## Goal of the exercise
Go through the records line by line and work out how many lines hold the word "opatření". Answer with the number only.
-------- Material to process
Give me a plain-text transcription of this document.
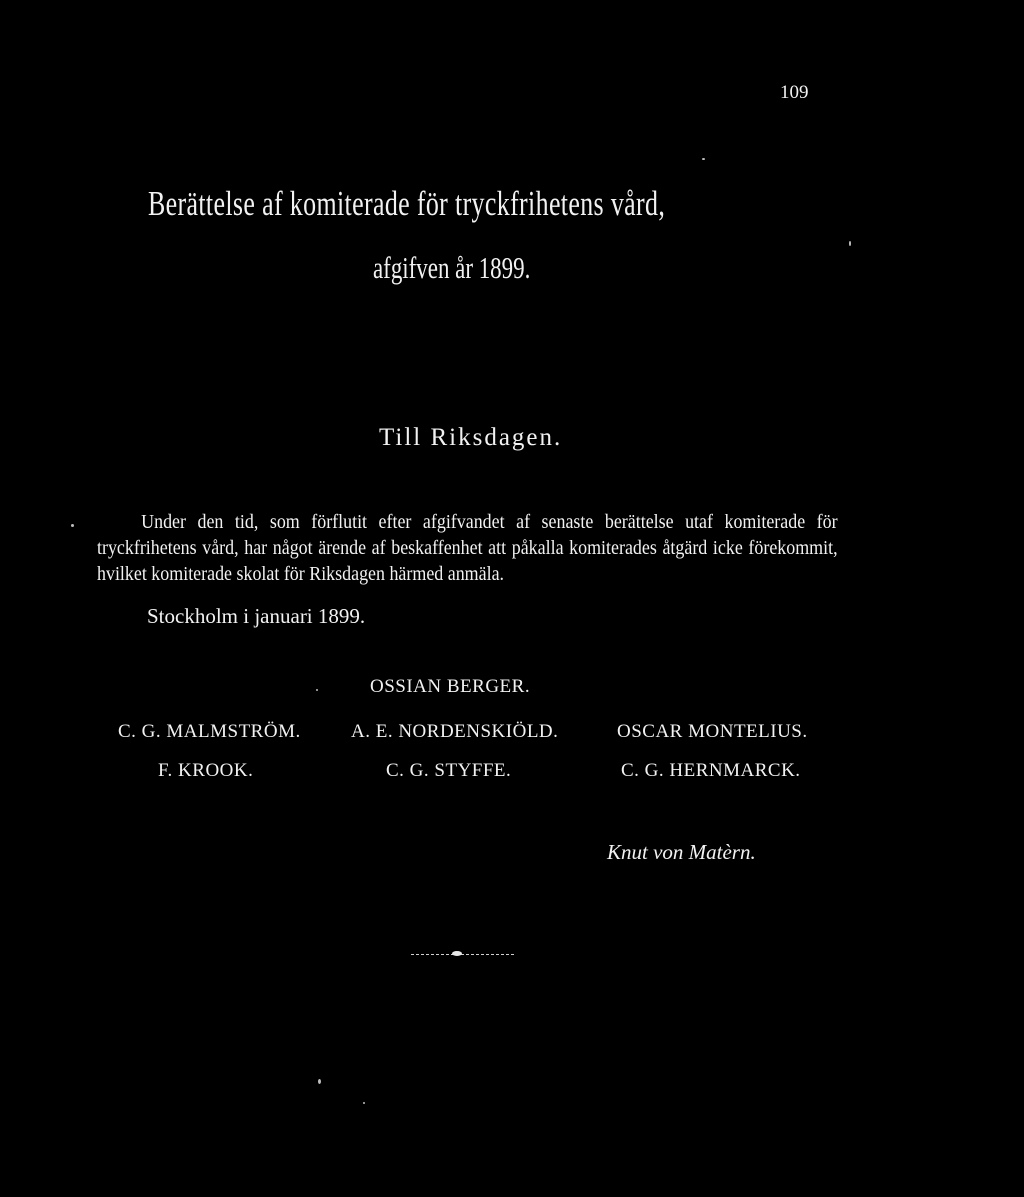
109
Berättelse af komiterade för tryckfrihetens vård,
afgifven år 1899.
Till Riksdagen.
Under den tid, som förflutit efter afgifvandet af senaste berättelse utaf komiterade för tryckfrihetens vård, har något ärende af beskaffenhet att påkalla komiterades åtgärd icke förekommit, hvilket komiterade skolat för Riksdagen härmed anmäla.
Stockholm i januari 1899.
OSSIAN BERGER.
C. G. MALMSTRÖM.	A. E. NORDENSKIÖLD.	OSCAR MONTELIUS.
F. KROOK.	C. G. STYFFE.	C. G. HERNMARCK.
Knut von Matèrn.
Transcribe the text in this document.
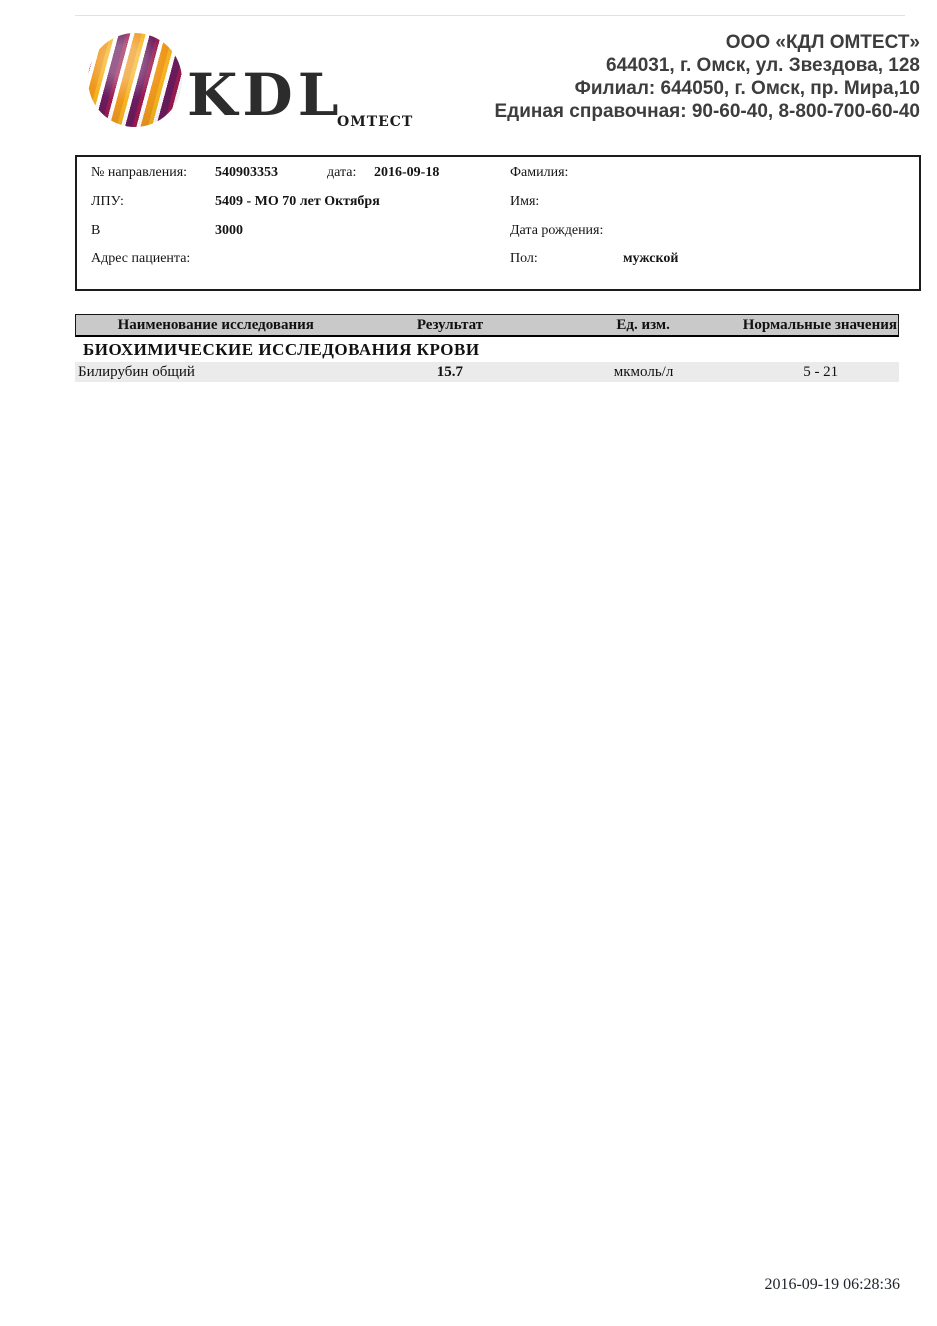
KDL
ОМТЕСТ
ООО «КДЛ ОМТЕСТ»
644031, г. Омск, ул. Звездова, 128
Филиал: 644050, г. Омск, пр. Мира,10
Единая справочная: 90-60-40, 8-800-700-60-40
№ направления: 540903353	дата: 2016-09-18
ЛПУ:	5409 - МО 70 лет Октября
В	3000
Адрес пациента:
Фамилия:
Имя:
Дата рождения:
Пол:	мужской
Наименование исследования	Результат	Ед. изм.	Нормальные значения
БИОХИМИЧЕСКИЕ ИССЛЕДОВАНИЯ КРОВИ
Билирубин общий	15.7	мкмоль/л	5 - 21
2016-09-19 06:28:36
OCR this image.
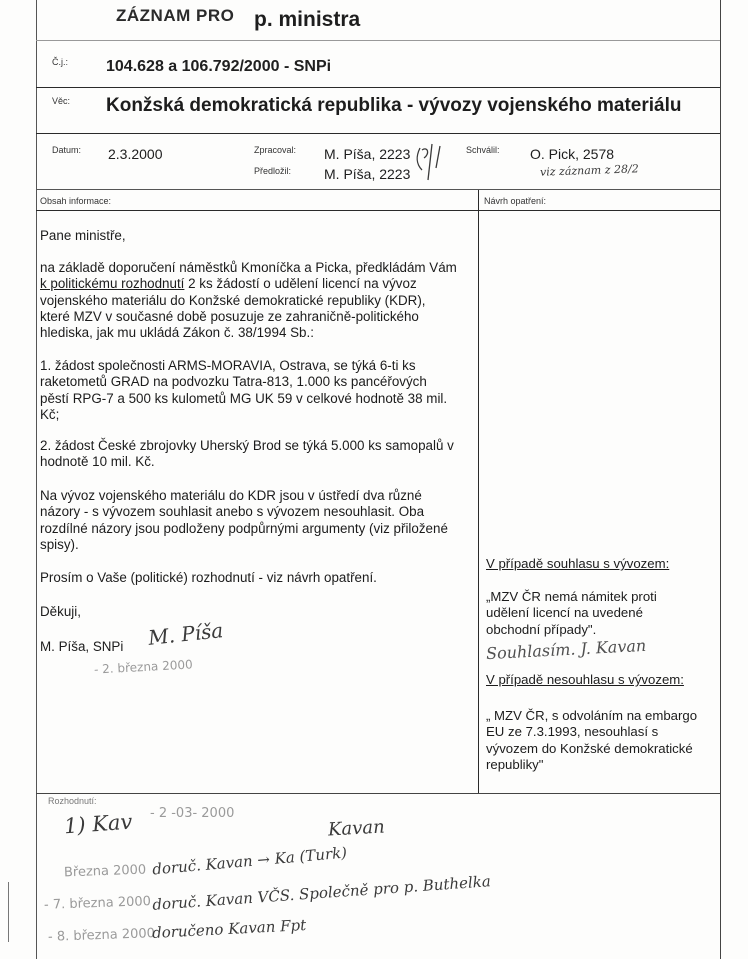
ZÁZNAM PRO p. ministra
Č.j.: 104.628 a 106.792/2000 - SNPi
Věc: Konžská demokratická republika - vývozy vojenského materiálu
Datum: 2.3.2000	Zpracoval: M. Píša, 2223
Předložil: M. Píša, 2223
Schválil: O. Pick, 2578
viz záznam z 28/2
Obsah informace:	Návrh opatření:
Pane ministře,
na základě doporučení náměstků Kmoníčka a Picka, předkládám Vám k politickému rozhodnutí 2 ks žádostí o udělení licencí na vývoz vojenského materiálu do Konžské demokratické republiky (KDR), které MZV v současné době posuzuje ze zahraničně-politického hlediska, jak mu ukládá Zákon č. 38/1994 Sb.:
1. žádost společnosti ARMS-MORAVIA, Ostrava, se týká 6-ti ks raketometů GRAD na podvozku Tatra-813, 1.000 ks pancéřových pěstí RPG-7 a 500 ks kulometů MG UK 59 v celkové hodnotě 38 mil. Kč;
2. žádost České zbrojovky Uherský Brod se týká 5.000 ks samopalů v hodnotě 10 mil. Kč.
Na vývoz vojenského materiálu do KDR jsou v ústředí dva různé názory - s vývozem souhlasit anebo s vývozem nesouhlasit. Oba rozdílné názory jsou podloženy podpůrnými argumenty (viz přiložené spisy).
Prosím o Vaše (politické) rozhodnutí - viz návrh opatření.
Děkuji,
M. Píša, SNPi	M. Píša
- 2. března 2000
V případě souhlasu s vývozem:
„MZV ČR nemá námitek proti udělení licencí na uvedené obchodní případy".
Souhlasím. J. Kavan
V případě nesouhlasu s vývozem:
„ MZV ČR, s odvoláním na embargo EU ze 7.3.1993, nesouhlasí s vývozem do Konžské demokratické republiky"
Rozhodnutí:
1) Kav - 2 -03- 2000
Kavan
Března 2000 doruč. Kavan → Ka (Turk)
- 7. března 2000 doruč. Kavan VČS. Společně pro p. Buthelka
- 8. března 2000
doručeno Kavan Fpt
----------------
-------- Material to process
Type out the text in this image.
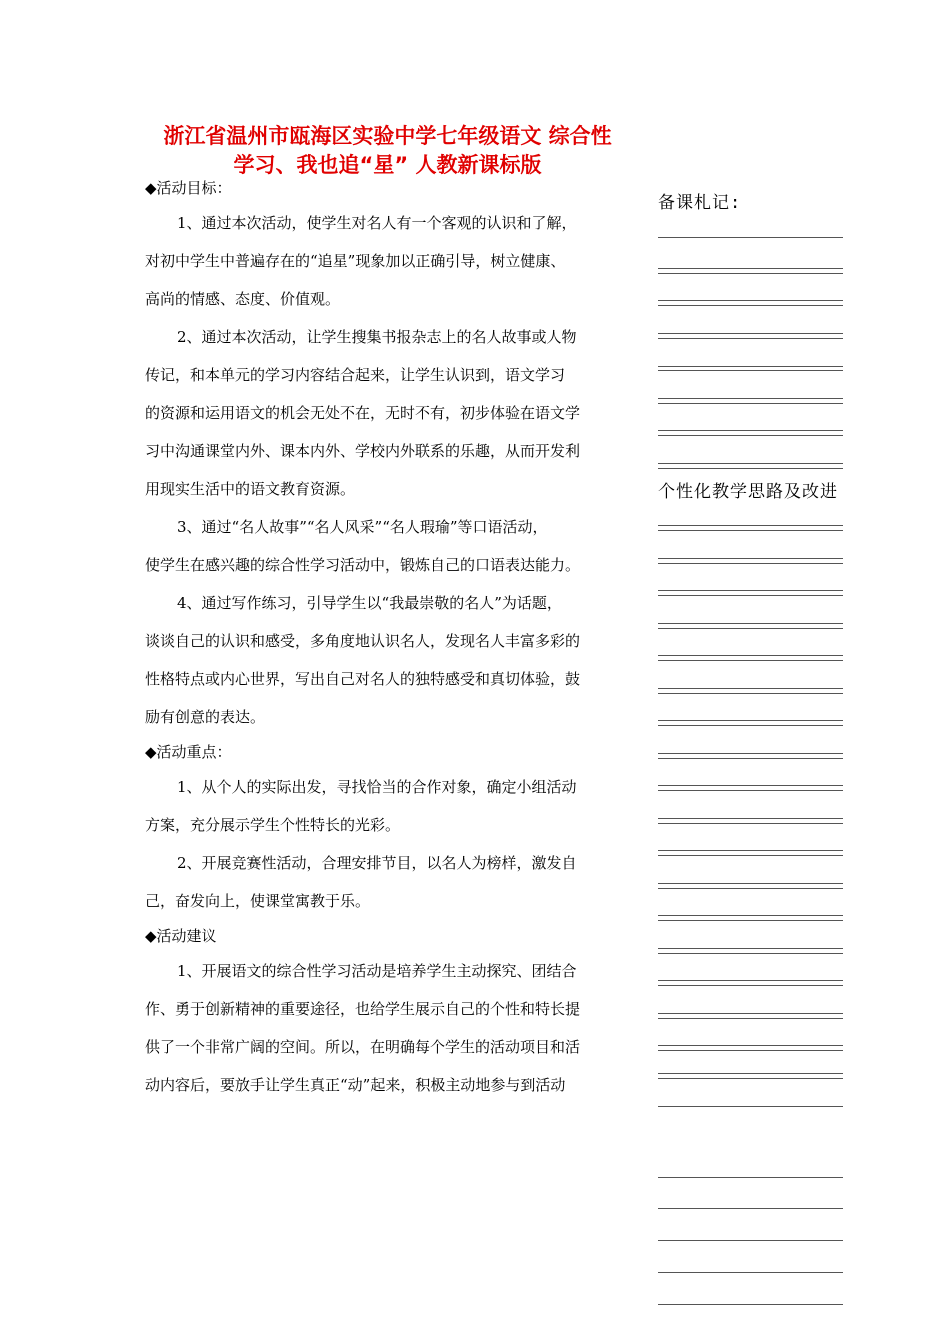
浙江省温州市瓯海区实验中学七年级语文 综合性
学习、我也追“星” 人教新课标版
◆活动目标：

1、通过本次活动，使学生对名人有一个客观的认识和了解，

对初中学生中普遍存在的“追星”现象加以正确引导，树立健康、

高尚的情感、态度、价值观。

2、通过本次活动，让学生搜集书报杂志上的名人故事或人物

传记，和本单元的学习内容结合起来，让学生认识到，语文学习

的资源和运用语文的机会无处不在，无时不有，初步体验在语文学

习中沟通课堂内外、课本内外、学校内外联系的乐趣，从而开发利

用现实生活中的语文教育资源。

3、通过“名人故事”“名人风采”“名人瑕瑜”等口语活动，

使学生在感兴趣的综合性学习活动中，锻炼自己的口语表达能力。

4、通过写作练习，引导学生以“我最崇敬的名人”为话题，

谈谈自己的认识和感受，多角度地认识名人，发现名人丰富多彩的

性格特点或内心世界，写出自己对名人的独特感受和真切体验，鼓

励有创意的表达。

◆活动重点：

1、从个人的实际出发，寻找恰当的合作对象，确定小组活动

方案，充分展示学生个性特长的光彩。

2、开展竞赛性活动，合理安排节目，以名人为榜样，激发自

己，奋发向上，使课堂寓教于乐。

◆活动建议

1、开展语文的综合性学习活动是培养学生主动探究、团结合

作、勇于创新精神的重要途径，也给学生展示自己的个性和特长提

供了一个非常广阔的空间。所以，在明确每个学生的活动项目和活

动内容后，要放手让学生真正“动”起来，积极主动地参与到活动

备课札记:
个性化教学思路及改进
----------------
## Written answer
2